§ Source material
#####

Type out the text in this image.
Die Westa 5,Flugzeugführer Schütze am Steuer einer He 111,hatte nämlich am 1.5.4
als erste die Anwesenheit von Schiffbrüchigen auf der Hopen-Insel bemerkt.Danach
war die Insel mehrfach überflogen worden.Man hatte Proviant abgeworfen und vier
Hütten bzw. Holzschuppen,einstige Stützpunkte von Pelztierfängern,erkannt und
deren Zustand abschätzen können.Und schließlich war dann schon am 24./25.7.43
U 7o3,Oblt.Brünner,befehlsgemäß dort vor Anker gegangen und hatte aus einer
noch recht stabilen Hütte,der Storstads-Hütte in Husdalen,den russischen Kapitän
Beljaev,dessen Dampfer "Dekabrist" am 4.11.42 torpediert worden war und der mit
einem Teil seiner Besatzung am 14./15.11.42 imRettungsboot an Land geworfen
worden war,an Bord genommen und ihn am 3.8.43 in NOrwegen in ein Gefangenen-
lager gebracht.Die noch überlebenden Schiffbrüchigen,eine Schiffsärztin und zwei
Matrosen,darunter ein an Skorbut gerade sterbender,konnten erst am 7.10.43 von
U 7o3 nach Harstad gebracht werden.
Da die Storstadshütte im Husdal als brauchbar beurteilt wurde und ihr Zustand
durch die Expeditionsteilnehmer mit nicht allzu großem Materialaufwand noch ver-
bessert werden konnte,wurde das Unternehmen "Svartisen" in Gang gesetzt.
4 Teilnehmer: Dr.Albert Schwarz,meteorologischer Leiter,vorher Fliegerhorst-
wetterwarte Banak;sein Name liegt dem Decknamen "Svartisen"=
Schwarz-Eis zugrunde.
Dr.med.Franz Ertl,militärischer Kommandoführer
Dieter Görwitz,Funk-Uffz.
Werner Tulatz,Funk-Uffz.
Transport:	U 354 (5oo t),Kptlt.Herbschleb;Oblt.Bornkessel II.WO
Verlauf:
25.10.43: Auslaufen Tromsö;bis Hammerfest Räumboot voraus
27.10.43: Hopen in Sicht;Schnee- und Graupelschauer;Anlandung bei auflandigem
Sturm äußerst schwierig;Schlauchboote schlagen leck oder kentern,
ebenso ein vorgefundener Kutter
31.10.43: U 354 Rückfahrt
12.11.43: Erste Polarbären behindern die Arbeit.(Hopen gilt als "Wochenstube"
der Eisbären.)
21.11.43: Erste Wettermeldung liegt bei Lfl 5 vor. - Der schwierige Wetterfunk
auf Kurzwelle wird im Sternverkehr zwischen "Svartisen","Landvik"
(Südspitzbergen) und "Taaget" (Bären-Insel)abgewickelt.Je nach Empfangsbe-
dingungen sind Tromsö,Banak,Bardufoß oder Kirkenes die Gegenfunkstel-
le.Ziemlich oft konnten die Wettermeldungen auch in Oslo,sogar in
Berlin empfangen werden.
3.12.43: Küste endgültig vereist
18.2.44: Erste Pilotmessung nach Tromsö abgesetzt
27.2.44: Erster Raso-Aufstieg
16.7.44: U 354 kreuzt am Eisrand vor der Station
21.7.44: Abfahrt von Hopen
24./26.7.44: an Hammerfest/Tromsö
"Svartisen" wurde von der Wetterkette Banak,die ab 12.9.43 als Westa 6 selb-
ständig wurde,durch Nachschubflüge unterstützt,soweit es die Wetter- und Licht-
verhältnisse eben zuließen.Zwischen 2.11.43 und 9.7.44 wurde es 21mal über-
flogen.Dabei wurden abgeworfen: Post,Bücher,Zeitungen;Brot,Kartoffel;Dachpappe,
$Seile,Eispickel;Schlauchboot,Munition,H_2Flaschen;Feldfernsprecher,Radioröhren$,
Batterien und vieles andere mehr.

#####

§ The problem
In the records above, find each line holding "Tromsö" and copy it.

§ Answer box
25.10.43: Auslaufen Tromsö;bis Hammerfest Räumboot voraus
dingungen sind Tromsö,Banak,Bardufoß oder Kirkenes die Gegenfunkstel-
18.2.44: Erste Pilotmessung nach Tromsö abgesetzt
24./26.7.44: an Hammerfest/Tromsö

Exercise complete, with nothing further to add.